SHORT EXERCISE: Locate all lines in the data below that hold "Parse" and show them.

SOURCE DATA:
:::

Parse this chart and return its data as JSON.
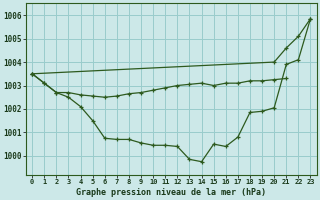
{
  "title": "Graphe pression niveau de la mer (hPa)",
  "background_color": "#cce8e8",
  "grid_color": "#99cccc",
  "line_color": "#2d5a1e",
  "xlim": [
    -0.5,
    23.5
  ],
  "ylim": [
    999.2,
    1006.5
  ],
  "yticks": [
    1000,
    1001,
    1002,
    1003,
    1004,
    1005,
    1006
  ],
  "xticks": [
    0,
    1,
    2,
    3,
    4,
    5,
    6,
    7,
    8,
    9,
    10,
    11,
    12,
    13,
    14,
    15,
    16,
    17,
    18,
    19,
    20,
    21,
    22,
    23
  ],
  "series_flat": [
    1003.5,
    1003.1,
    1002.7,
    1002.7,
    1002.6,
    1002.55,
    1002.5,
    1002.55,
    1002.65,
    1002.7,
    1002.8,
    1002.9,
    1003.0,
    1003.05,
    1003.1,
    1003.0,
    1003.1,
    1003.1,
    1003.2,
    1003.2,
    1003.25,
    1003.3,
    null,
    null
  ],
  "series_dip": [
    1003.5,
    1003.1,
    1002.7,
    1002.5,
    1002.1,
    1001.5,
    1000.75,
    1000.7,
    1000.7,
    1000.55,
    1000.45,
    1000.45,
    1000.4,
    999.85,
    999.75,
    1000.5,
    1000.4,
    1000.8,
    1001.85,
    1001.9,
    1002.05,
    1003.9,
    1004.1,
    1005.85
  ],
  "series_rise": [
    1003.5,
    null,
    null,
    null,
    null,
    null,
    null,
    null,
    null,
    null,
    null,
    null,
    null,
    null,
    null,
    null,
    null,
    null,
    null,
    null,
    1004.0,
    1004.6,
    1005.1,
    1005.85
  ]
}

:::

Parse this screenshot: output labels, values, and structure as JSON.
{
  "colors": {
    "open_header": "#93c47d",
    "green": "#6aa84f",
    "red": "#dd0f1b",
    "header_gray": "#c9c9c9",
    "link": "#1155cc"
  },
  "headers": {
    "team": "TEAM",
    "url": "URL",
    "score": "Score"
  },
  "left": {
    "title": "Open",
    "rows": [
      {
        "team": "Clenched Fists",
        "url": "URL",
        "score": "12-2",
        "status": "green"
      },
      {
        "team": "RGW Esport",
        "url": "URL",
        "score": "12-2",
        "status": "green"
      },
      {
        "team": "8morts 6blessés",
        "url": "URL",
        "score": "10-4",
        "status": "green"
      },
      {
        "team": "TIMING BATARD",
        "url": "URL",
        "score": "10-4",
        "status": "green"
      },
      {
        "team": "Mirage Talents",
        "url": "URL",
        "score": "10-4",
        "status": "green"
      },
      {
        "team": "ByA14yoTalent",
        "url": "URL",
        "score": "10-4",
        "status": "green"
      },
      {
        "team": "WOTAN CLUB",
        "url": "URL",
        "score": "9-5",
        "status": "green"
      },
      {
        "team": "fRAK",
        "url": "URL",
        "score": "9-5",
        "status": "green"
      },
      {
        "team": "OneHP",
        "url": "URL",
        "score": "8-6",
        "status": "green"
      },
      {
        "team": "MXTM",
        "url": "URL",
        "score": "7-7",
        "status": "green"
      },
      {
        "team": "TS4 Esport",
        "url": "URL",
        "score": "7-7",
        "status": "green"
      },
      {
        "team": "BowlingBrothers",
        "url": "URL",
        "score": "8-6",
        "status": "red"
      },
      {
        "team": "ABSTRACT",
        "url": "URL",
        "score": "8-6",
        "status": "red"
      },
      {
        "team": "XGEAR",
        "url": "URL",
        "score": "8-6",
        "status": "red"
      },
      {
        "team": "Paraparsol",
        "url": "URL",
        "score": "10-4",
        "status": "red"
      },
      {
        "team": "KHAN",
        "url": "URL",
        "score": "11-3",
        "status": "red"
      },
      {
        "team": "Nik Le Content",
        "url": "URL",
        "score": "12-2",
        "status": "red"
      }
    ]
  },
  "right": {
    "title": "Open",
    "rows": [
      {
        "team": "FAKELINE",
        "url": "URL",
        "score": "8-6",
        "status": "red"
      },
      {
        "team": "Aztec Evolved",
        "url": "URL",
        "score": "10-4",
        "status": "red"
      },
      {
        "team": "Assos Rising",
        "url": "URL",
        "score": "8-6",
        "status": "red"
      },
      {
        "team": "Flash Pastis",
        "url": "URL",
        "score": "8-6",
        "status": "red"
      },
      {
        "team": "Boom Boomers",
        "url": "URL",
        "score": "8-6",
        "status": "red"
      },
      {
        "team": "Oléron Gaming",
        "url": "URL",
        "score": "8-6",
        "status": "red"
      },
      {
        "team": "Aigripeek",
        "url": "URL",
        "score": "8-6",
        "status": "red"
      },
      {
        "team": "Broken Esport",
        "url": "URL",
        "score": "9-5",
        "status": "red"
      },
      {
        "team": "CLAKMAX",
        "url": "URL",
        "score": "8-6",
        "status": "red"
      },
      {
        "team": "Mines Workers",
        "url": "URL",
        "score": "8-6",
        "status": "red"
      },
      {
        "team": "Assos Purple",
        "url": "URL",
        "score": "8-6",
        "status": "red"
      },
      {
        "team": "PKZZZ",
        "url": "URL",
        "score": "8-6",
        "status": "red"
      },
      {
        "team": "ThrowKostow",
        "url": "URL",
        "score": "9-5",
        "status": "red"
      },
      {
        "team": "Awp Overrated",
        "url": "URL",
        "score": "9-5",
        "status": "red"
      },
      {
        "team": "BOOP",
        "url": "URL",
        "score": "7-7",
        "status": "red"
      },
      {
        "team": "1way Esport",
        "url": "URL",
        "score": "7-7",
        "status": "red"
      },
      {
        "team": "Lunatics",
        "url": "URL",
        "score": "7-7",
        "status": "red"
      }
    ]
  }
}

:::

WRITTEN ANSWER:
Parse this chart and return its data as JSON.
Parse this screenshot: output labels, values, and structure as JSON.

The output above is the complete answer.